What the task requires:
Continue the Better Call Saul episode review from the point where it stops.

Provided text:

*** Begin section ***

* (Minor El Camino spoilers follow. Skip to the next bullet point if you haven’t seen it yet.) Originally, Gould wrote Gene and Ed’s phone call in a way where we would just hear Ed’s voice, because it didn’t seem practical to spend production money to rebuild the vacuum shop and fly Robert Forster into Albuquerque for such a brief scene. But then, Gould tells me, “Our brilliant producer, Melissa Bernstein, realized the there was a scene with Robert at the vacuum cleaner store in El Camino (this was months before Saul started shooting). She asked me if I’d like to actually SEE Robert in the 501 teaser, instead of just hearing his voice. I said ‘Hell, yes!’ Vince agreed to shoot Robert’s half of the conversation in his El Camino schedule. I quickly rewrote the scene and Robert came on board. It came together in a matter of days and I’m so glad it did.” Forster tragically died the day El Camino was released, and “Magic Man” concludes with a dedication to “our friend Robert Forster.” It is a lovely and bittersweet quirk of timing that we get this final glimpse of Ed, and I confess to getting very choked up when I realized whom Gene was calling, and that it was that reassuringly gravely voice on the other end of the line.
* As is often the case with Saul, the episode’s more plot-heavy sections take place over on the cartel side of things, which for the moment remains entirely disconnected from Jimmy/Saul’s legal career. Tony Dalton has been made a cast regular, and Lalo continues to be an enormous headache for both Nacho and Gus. As he was near the end of Season Four, Lalo is as tenacious as the other Salamancas, but he’s also smarter and more patient than Hector or (especially) Tuco. Gus goes to a lot of trouble to portray the late Werner Ziegler as a troublemaking employee who was killed for stealing from Gus’ meth supply, but Lalo sees right through the whole charade, and is pleased to finally get a look at the mysterious Michael.

*** End section ***

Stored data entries
*** Begin section ***

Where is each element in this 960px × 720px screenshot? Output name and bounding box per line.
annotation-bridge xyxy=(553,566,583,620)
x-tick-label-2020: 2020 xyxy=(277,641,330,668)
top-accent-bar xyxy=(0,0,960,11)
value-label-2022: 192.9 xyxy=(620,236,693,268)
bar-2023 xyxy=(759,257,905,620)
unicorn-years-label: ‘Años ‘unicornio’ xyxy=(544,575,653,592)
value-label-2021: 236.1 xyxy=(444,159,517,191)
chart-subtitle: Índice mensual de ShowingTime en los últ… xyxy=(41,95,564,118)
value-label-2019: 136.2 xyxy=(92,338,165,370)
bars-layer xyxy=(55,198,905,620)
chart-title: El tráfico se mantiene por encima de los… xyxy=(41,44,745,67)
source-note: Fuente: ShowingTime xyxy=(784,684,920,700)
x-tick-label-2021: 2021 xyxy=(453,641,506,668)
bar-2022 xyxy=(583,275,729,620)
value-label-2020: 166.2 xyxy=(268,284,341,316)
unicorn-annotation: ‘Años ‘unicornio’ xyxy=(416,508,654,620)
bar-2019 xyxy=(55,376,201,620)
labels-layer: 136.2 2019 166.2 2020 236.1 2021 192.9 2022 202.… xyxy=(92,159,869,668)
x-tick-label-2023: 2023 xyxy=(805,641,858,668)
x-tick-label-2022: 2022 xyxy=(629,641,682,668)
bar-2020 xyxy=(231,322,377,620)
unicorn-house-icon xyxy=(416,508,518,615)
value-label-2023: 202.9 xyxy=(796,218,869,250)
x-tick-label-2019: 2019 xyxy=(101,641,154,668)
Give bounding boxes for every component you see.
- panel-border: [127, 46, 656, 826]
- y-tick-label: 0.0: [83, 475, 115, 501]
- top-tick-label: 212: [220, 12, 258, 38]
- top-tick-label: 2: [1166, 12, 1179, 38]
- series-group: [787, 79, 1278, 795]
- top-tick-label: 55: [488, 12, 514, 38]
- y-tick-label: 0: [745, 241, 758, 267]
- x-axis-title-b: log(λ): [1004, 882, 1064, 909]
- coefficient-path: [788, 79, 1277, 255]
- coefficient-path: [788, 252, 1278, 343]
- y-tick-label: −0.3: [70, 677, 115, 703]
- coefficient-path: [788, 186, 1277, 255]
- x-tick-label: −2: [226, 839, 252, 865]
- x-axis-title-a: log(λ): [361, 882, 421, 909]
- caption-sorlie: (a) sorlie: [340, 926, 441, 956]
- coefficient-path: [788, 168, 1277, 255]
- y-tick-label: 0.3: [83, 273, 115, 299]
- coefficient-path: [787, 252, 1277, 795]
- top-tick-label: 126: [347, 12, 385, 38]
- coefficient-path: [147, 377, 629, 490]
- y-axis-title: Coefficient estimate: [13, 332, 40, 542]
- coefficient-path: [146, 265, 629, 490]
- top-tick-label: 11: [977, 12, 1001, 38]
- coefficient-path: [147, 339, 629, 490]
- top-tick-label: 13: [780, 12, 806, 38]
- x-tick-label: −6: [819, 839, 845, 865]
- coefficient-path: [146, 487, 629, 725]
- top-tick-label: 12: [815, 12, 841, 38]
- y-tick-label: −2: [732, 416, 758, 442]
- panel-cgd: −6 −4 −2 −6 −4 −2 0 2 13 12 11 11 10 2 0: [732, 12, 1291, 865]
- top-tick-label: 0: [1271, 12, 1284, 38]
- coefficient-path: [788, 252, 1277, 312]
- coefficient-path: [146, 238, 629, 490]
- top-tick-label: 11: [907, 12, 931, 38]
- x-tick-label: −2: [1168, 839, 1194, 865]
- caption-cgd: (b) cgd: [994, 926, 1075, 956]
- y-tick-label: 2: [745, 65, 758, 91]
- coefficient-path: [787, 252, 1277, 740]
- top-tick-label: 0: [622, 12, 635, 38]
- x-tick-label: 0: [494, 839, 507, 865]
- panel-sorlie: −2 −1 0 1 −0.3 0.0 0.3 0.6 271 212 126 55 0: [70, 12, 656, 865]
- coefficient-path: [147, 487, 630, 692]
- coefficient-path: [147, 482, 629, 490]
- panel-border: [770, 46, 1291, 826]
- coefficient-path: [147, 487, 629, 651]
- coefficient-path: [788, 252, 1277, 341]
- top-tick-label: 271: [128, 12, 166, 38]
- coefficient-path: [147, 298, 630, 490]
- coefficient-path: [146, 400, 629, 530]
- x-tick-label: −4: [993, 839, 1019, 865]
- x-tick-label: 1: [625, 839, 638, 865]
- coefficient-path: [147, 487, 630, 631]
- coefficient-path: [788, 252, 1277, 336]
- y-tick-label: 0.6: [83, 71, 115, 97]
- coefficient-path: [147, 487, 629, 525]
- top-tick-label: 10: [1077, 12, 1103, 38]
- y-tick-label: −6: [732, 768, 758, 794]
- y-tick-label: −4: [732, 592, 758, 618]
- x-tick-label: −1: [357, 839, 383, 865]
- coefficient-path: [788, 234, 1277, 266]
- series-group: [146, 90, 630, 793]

*** End section ***

Result of this task:
* And speaking of our favorite ex-cop, Mike understandably has had enough of being part of the Fring organization in the wake of killing Werner. It’s an understandable response on a character level, given how close Mike and Werner became last season and how much it pained him to have to execute his friend. (Kai takes a nasty punch for speaking ill of the dead as he and the other workers are sent home with full pay.) But since we know Mike is destined to be Gus’s right-hand man, and soon, it’s one of those periodic moments where the series seems to be going in narrative circles to prevent characters from turning into their Breaking Bad selves too soon.
* The Breaking Bad writers and Giancarlo Esposito have insisted on an ambiguous view of the personal relationship between Gus and his murdered chemist/partner Max, opting to let viewers interpret their bond however they like. But Lalo’s conversation with Juan Bolsa makes clear that the cartel higher-ups share Hector’s opinion that Gus and Max were lovers.
* Director Brownwen Hughes returns to the Heisenberg-verse for the first time since “Crazy Handful of Nothin’,” the Season One Breaking Bad episode with the iconic scene where Walt blows up Tuco’s stronghold with fulminated mercury. Hughes and director of photography Marshall Adams continue the franchise’s long tradition of unconventional POV shots, including the image of drugs from Nacho’s stash house going down the drainpipe, and a shot from inside the courthouse vending machine as a bag of chips gets caught on the way down.
* Finally, it’s a nice touch for Jimmy to use a hotel bell to call in new potential clients during his carnival stunt. Hector Salamanca doesn’t have a monopoly on those things, even on this show.